[Given instruction]
Write out the listing beneath this instruction in its entirety, exactly as it reads.

☆ ☆ ☆ ☆ ☆

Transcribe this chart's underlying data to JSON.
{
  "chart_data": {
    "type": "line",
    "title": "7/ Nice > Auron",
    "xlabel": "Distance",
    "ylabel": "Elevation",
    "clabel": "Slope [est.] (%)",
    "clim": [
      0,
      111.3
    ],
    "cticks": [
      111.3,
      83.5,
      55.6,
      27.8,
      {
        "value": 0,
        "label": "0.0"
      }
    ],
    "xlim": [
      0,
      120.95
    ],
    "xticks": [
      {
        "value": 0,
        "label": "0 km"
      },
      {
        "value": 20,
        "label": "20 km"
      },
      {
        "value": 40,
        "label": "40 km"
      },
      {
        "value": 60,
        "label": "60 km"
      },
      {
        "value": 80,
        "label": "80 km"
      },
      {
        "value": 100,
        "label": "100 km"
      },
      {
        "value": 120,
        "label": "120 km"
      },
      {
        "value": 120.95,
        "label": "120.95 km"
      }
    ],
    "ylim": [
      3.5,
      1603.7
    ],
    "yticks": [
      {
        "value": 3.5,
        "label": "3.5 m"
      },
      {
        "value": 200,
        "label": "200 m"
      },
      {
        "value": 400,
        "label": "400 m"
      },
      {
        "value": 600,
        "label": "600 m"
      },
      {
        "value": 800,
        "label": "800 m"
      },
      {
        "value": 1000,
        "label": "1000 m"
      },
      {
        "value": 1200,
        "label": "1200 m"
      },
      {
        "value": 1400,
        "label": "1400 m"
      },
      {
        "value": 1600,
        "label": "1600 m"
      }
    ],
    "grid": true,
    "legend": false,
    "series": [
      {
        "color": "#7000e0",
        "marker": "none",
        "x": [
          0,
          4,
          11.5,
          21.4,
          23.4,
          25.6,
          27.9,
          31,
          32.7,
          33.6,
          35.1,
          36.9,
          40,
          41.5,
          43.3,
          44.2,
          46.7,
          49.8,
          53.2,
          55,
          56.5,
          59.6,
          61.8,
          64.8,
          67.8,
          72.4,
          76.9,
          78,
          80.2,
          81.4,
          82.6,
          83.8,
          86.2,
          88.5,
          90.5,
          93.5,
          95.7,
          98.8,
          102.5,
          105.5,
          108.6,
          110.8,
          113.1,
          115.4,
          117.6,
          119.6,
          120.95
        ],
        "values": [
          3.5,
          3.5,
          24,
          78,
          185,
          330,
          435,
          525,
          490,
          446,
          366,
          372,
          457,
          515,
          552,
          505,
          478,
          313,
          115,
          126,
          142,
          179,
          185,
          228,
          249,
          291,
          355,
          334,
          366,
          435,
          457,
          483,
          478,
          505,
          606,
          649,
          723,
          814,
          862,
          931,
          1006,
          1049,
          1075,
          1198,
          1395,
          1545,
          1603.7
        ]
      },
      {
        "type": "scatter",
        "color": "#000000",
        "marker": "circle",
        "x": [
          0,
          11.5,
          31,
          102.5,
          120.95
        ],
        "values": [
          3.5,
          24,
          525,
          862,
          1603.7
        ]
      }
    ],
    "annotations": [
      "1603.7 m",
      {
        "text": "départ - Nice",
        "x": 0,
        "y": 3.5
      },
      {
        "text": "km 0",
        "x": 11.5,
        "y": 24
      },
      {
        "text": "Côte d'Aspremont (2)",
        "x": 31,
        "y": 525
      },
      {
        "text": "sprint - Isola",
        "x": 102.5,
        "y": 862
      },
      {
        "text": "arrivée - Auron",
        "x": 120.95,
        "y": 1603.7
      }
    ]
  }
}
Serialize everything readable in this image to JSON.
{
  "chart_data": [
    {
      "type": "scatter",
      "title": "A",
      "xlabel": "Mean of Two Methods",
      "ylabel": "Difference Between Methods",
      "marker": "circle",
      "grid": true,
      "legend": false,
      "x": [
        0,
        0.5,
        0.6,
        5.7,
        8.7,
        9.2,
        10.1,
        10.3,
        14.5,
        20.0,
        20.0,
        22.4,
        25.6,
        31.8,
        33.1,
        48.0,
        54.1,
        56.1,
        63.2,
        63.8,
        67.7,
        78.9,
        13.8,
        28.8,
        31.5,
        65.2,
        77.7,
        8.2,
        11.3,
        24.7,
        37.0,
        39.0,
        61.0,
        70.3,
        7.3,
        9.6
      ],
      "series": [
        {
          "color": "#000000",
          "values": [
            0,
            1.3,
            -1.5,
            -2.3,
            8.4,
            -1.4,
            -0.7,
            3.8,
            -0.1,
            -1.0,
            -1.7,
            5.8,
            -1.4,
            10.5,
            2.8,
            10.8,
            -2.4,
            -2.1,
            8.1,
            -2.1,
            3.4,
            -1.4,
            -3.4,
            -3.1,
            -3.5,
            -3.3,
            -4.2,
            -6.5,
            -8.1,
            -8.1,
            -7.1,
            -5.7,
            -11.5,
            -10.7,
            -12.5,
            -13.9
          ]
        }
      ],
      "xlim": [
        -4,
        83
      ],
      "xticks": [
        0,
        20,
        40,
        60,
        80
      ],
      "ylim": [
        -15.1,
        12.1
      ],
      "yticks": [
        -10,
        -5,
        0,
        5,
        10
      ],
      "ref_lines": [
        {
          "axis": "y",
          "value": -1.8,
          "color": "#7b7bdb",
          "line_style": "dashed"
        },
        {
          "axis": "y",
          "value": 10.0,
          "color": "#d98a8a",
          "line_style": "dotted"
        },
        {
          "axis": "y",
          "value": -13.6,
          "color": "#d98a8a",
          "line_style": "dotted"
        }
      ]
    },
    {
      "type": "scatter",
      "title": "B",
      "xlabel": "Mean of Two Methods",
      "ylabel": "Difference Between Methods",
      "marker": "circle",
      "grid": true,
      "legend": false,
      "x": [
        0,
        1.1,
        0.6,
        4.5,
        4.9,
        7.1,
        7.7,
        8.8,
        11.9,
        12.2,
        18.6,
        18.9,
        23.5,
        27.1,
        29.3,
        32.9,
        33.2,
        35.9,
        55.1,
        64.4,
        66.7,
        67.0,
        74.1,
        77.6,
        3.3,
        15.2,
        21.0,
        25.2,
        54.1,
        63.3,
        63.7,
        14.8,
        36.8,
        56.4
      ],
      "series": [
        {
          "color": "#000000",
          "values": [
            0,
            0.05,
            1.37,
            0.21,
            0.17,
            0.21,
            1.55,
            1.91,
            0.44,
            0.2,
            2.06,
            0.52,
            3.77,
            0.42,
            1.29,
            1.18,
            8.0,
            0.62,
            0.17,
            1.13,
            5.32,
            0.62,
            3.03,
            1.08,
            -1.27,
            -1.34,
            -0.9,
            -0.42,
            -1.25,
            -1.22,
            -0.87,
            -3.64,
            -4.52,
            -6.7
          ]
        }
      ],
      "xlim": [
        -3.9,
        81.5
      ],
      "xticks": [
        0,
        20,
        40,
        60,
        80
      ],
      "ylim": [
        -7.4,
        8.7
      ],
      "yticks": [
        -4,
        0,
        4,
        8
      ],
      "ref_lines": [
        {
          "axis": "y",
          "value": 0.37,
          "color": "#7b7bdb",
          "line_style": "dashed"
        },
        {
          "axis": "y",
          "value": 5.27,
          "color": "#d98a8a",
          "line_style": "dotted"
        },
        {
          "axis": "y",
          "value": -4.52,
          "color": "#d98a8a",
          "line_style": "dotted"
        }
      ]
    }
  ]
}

☆ ☆ ☆ ☆ ☆

[Task result]
Transcribe this chart's underlying data to JSON.
{
  "chart_data": {
    "type": "line",
    "title": "7/ Nice > Auron",
    "xlabel": "Distance",
    "ylabel": "Elevation",
    "clabel": "Slope [est.] (%)",
    "clim": [
      0,
      111.3
    ],
    "cticks": [
      111.3,
      83.5,
      55.6,
      27.8,
      {
        "value": 0,
        "label": "0.0"
      }
    ],
    "xlim": [
      0,
      120.95
    ],
    "xticks": [
      {
        "value": 0,
        "label": "0 km"
      },
      {
        "value": 20,
        "label": "20 km"
      },
      {
        "value": 40,
        "label": "40 km"
      },
      {
        "value": 60,
        "label": "60 km"
      },
      {
        "value": 80,
        "label": "80 km"
      },
      {
        "value": 100,
        "label": "100 km"
      },
      {
        "value": 120,
        "label": "120 km"
      },
      {
        "value": 120.95,
        "label": "120.95 km"
      }
    ],
    "ylim": [
      3.5,
      1603.7
    ],
    "yticks": [
      {
        "value": 3.5,
        "label": "3.5 m"
      },
      {
        "value": 200,
        "label": "200 m"
      },
      {
        "value": 400,
        "label": "400 m"
      },
      {
        "value": 600,
        "label": "600 m"
      },
      {
        "value": 800,
        "label": "800 m"
      },
      {
        "value": 1000,
        "label": "1000 m"
      },
      {
        "value": 1200,
        "label": "1200 m"
      },
      {
        "value": 1400,
        "label": "1400 m"
      },
      {
        "value": 1600,
        "label": "1600 m"
      }
    ],
    "grid": true,
    "legend": false,
    "series": [
      {
        "color": "#7000e0",
        "marker": "none",
        "x": [
          0,
          4,
          11.5,
          21.4,
          23.4,
          25.6,
          27.9,
          31,
          32.7,
          33.6,
          35.1,
          36.9,
          40,
          41.5,
          43.3,
          44.2,
          46.7,
          49.8,
          53.2,
          55,
          56.5,
          59.6,
          61.8,
          64.8,
          67.8,
          72.4,
          76.9,
          78,
          80.2,
          81.4,
          82.6,
          83.8,
          86.2,
          88.5,
          90.5,
          93.5,
          95.7,
          98.8,
          102.5,
          105.5,
          108.6,
          110.8,
          113.1,
          115.4,
          117.6,
          119.6,
          120.95
        ],
        "values": [
          3.5,
          3.5,
          24,
          78,
          185,
          330,
          435,
          525,
          490,
          446,
          366,
          372,
          457,
          515,
          552,
          505,
          478,
          313,
          115,
          126,
          142,
          179,
          185,
          228,
          249,
          291,
          355,
          334,
          366,
          435,
          457,
          483,
          478,
          505,
          606,
          649,
          723,
          814,
          862,
          931,
          1006,
          1049,
          1075,
          1198,
          1395,
          1545,
          1603.7
        ]
      },
      {
        "type": "scatter",
        "color": "#000000",
        "marker": "circle",
        "x": [
          0,
          11.5,
          31,
          102.5,
          120.95
        ],
        "values": [
          3.5,
          24,
          525,
          862,
          1603.7
        ]
      }
    ],
    "annotations": [
      "1603.7 m",
      {
        "text": "départ - Nice",
        "x": 0,
        "y": 3.5
      },
      {
        "text": "km 0",
        "x": 11.5,
        "y": 24
      },
      {
        "text": "Côte d'Aspremont (2)",
        "x": 31,
        "y": 525
      },
      {
        "text": "sprint - Isola",
        "x": 102.5,
        "y": 862
      },
      {
        "text": "arrivée - Auron",
        "x": 120.95,
        "y": 1603.7
      }
    ]
  }
}
Serialize everything readable in this image to JSON.
{
  "chart_data": [
    {
      "type": "scatter",
      "title": "A",
      "xlabel": "Mean of Two Methods",
      "ylabel": "Difference Between Methods",
      "marker": "circle",
      "grid": true,
      "legend": false,
      "x": [
        0,
        0.5,
        0.6,
        5.7,
        8.7,
        9.2,
        10.1,
        10.3,
        14.5,
        20.0,
        20.0,
        22.4,
        25.6,
        31.8,
        33.1,
        48.0,
        54.1,
        56.1,
        63.2,
        63.8,
        67.7,
        78.9,
        13.8,
        28.8,
        31.5,
        65.2,
        77.7,
        8.2,
        11.3,
        24.7,
        37.0,
        39.0,
        61.0,
        70.3,
        7.3,
        9.6
      ],
      "series": [
        {
          "color": "#000000",
          "values": [
            0,
            1.3,
            -1.5,
            -2.3,
            8.4,
            -1.4,
            -0.7,
            3.8,
            -0.1,
            -1.0,
            -1.7,
            5.8,
            -1.4,
            10.5,
            2.8,
            10.8,
            -2.4,
            -2.1,
            8.1,
            -2.1,
            3.4,
            -1.4,
            -3.4,
            -3.1,
            -3.5,
            -3.3,
            -4.2,
            -6.5,
            -8.1,
            -8.1,
            -7.1,
            -5.7,
            -11.5,
            -10.7,
            -12.5,
            -13.9
          ]
        }
      ],
      "xlim": [
        -4,
        83
      ],
      "xticks": [
        0,
        20,
        40,
        60,
        80
      ],
      "ylim": [
        -15.1,
        12.1
      ],
      "yticks": [
        -10,
        -5,
        0,
        5,
        10
      ],
      "ref_lines": [
        {
          "axis": "y",
          "value": -1.8,
          "color": "#7b7bdb",
          "line_style": "dashed"
        },
        {
          "axis": "y",
          "value": 10.0,
          "color": "#d98a8a",
          "line_style": "dotted"
        },
        {
          "axis": "y",
          "value": -13.6,
          "color": "#d98a8a",
          "line_style": "dotted"
        }
      ]
    },
    {
      "type": "scatter",
      "title": "B",
      "xlabel": "Mean of Two Methods",
      "ylabel": "Difference Between Methods",
      "marker": "circle",
      "grid": true,
      "legend": false,
      "x": [
        0,
        1.1,
        0.6,
        4.5,
        4.9,
        7.1,
        7.7,
        8.8,
        11.9,
        12.2,
        18.6,
        18.9,
        23.5,
        27.1,
        29.3,
        32.9,
        33.2,
        35.9,
        55.1,
        64.4,
        66.7,
        67.0,
        74.1,
        77.6,
        3.3,
        15.2,
        21.0,
        25.2,
        54.1,
        63.3,
        63.7,
        14.8,
        36.8,
        56.4
      ],
      "series": [
        {
          "color": "#000000",
          "values": [
            0,
            0.05,
            1.37,
            0.21,
            0.17,
            0.21,
            1.55,
            1.91,
            0.44,
            0.2,
            2.06,
            0.52,
            3.77,
            0.42,
            1.29,
            1.18,
            8.0,
            0.62,
            0.17,
            1.13,
            5.32,
            0.62,
            3.03,
            1.08,
            -1.27,
            -1.34,
            -0.9,
            -0.42,
            -1.25,
            -1.22,
            -0.87,
            -3.64,
            -4.52,
            -6.7
          ]
        }
      ],
      "xlim": [
        -3.9,
        81.5
      ],
      "xticks": [
        0,
        20,
        40,
        60,
        80
      ],
      "ylim": [
        -7.4,
        8.7
      ],
      "yticks": [
        -4,
        0,
        4,
        8
      ],
      "ref_lines": [
        {
          "axis": "y",
          "value": 0.37,
          "color": "#7b7bdb",
          "line_style": "dashed"
        },
        {
          "axis": "y",
          "value": 5.27,
          "color": "#d98a8a",
          "line_style": "dotted"
        },
        {
          "axis": "y",
          "value": -4.52,
          "color": "#d98a8a",
          "line_style": "dotted"
        }
      ]
    }
  ]
}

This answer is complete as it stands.